Dataset listings of figures:
● ● ●

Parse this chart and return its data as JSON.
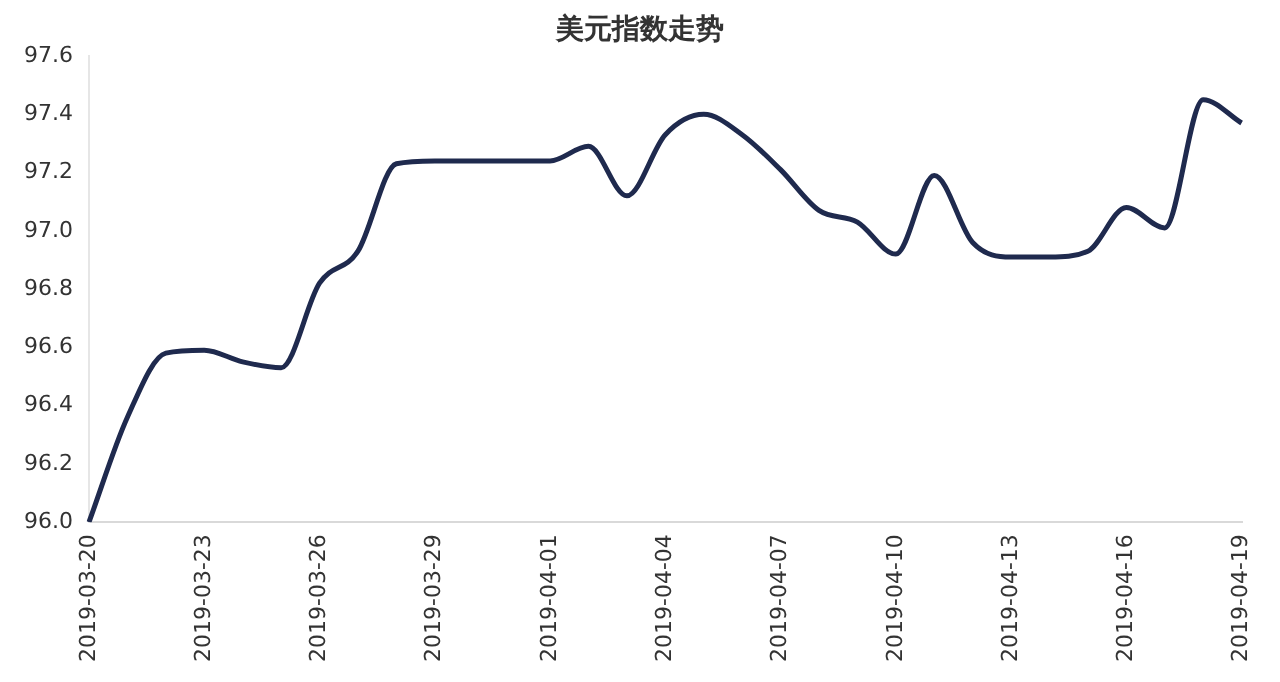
{
  "chart_data": {
    "type": "line",
    "title": "美元指数走势",
    "categories": [
      "2019-03-20",
      null,
      null,
      "2019-03-23",
      null,
      null,
      "2019-03-26",
      null,
      null,
      "2019-03-29",
      null,
      null,
      "2019-04-01",
      null,
      null,
      "2019-04-04",
      null,
      null,
      "2019-04-07",
      null,
      null,
      "2019-04-10",
      null,
      null,
      "2019-04-13",
      null,
      null,
      "2019-04-16",
      null,
      null,
      "2019-04-19"
    ],
    "series": [
      {
        "color": "#1f2a4e",
        "values": [
          96.0,
          96.36,
          96.58,
          96.59,
          96.55,
          96.53,
          96.82,
          96.93,
          97.23,
          97.24,
          97.24,
          97.24,
          97.24,
          97.29,
          97.12,
          97.33,
          97.4,
          97.33,
          97.21,
          97.07,
          97.03,
          96.92,
          97.19,
          96.96,
          96.91,
          96.91,
          96.93,
          97.08,
          97.01,
          97.45,
          97.37
        ]
      }
    ],
    "ylim": [
      96.0,
      97.6
    ],
    "yticks": [
      {
        "value": 96,
        "label": "96.0"
      },
      96.2,
      96.4,
      96.6,
      96.8,
      {
        "value": 97,
        "label": "97.0"
      },
      97.2,
      97.4,
      97.6
    ],
    "grid": false,
    "legend": false,
    "marker": "none",
    "line_style": "solid"
  }
}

● ● ●

> [Challenge]
Omitting all images, print the listing exactly.

> [Task result]
Parse this chart and return its data as JSON.
{
  "chart_data": {
    "type": "line",
    "title": "美元指数走势",
    "categories": [
      "2019-03-20",
      null,
      null,
      "2019-03-23",
      null,
      null,
      "2019-03-26",
      null,
      null,
      "2019-03-29",
      null,
      null,
      "2019-04-01",
      null,
      null,
      "2019-04-04",
      null,
      null,
      "2019-04-07",
      null,
      null,
      "2019-04-10",
      null,
      null,
      "2019-04-13",
      null,
      null,
      "2019-04-16",
      null,
      null,
      "2019-04-19"
    ],
    "series": [
      {
        "color": "#1f2a4e",
        "values": [
          96.0,
          96.36,
          96.58,
          96.59,
          96.55,
          96.53,
          96.82,
          96.93,
          97.23,
          97.24,
          97.24,
          97.24,
          97.24,
          97.29,
          97.12,
          97.33,
          97.4,
          97.33,
          97.21,
          97.07,
          97.03,
          96.92,
          97.19,
          96.96,
          96.91,
          96.91,
          96.93,
          97.08,
          97.01,
          97.45,
          97.37
        ]
      }
    ],
    "ylim": [
      96.0,
      97.6
    ],
    "yticks": [
      {
        "value": 96,
        "label": "96.0"
      },
      96.2,
      96.4,
      96.6,
      96.8,
      {
        "value": 97,
        "label": "97.0"
      },
      97.2,
      97.4,
      97.6
    ],
    "grid": false,
    "legend": false,
    "marker": "none",
    "line_style": "solid"
  }
}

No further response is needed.